■ SET PROBLEM: Return all lines where the word "JSON" can be found.

[start]

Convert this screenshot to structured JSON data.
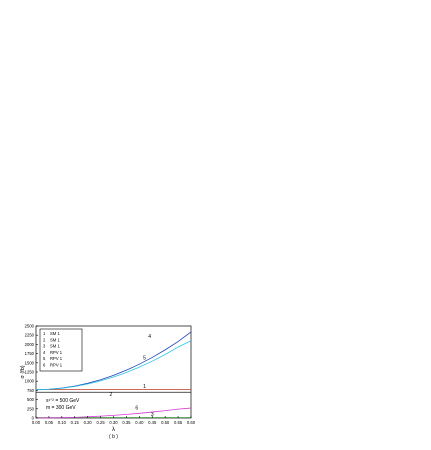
{
  "chart_data": {
    "type": "line",
    "xlabel": "λ",
    "ylabel": "σ (fb)",
    "caption": "( b )",
    "xlim": [
      0.0,
      0.6
    ],
    "ylim": [
      0,
      2500
    ],
    "x_ticks": [
      "0.00",
      "0.05",
      "0.10",
      "0.15",
      "0.20",
      "0.25",
      "0.30",
      "0.35",
      "0.40",
      "0.45",
      "0.50",
      "0.55",
      "0.60"
    ],
    "y_ticks": [
      "0",
      "250",
      "500",
      "750",
      "1000",
      "1250",
      "1500",
      "1750",
      "2000",
      "2250",
      "2500"
    ],
    "grid": false,
    "legend_position": "top-left",
    "legend": [
      {
        "num": "1",
        "label": "SM   1"
      },
      {
        "num": "2",
        "label": "SM   1"
      },
      {
        "num": "3",
        "label": "SM   1"
      },
      {
        "num": "4",
        "label": "RPV  1"
      },
      {
        "num": "5",
        "label": "RPV  1"
      },
      {
        "num": "6",
        "label": "RPV  1"
      }
    ],
    "annotations": [
      "s¹ᐟ² = 500 GeV",
      "m = 300 GeV"
    ],
    "x": [
      0.0,
      0.05,
      0.1,
      0.15,
      0.2,
      0.25,
      0.3,
      0.35,
      0.4,
      0.45,
      0.5,
      0.55,
      0.6
    ],
    "series": [
      {
        "name": "1",
        "color": "#c0392b",
        "values": [
          770,
          770,
          770,
          770,
          770,
          770,
          770,
          770,
          770,
          770,
          770,
          770,
          770
        ]
      },
      {
        "name": "2",
        "color": "#1a1a1a",
        "values": [
          700,
          700,
          700,
          700,
          700,
          700,
          700,
          700,
          700,
          700,
          700,
          700,
          700
        ]
      },
      {
        "name": "3",
        "color": "#2e8b2e",
        "values": [
          10,
          10,
          10,
          10,
          10,
          10,
          10,
          10,
          10,
          10,
          10,
          10,
          10
        ]
      },
      {
        "name": "4",
        "color": "#1f3fb5",
        "values": [
          770,
          781,
          813,
          867,
          943,
          1040,
          1159,
          1300,
          1462,
          1646,
          1851,
          2078,
          2340
        ]
      },
      {
        "name": "5",
        "color": "#27c6e6",
        "values": [
          770,
          780,
          808,
          856,
          923,
          1009,
          1114,
          1238,
          1382,
          1544,
          1726,
          1927,
          2100
        ]
      },
      {
        "name": "6",
        "color": "#d63bd6",
        "values": [
          0,
          2,
          8,
          18,
          32,
          50,
          72,
          98,
          128,
          162,
          200,
          242,
          270
        ]
      }
    ],
    "curve_labels": [
      {
        "text": "4",
        "x": 0.44,
        "y": 2180
      },
      {
        "text": "5",
        "x": 0.42,
        "y": 1590
      },
      {
        "text": "1",
        "x": 0.42,
        "y": 820
      },
      {
        "text": "2",
        "x": 0.29,
        "y": 600
      },
      {
        "text": "6",
        "x": 0.39,
        "y": 230
      },
      {
        "text": "3",
        "x": 0.45,
        "y": 60
      }
    ]
  }
}
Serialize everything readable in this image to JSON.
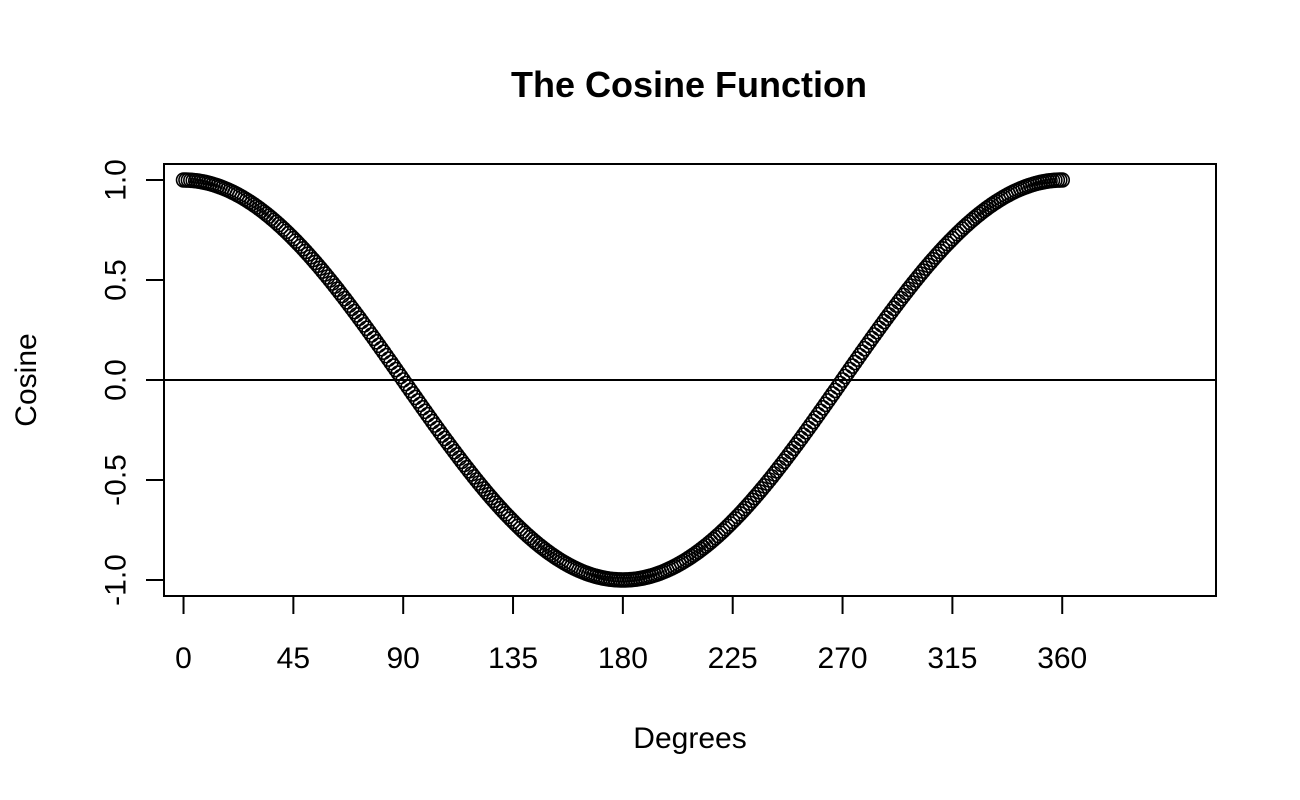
{
  "chart_data": {
    "type": "scatter",
    "title": "The Cosine Function",
    "xlabel": "Degrees",
    "ylabel": "Cosine",
    "xlim": [
      -8,
      423
    ],
    "ylim": [
      -1.08,
      1.08
    ],
    "x_ticks": [
      0,
      45,
      90,
      135,
      180,
      225,
      270,
      315,
      360
    ],
    "x_tick_labels": [
      "0",
      "45",
      "90",
      "135",
      "180",
      "225",
      "270",
      "315",
      "360"
    ],
    "y_ticks": [
      -1.0,
      -0.5,
      0.0,
      0.5,
      1.0
    ],
    "y_tick_labels": [
      "-1.0",
      "-0.5",
      "0.0",
      "0.5",
      "1.0"
    ],
    "reference_line": {
      "orientation": "horizontal",
      "y": 0
    },
    "series": [
      {
        "function": "cos(x degrees)",
        "x_start": 0,
        "x_end": 360,
        "x_step": 1
      }
    ],
    "marker": "open-circle",
    "grid": false,
    "colors": {
      "points": "#000000",
      "axes": "#000000"
    }
  }
}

[end]

■ THE REPLY:
Convert this screenshot to structured JSON data.
Serialize everything readable in this image to JSON.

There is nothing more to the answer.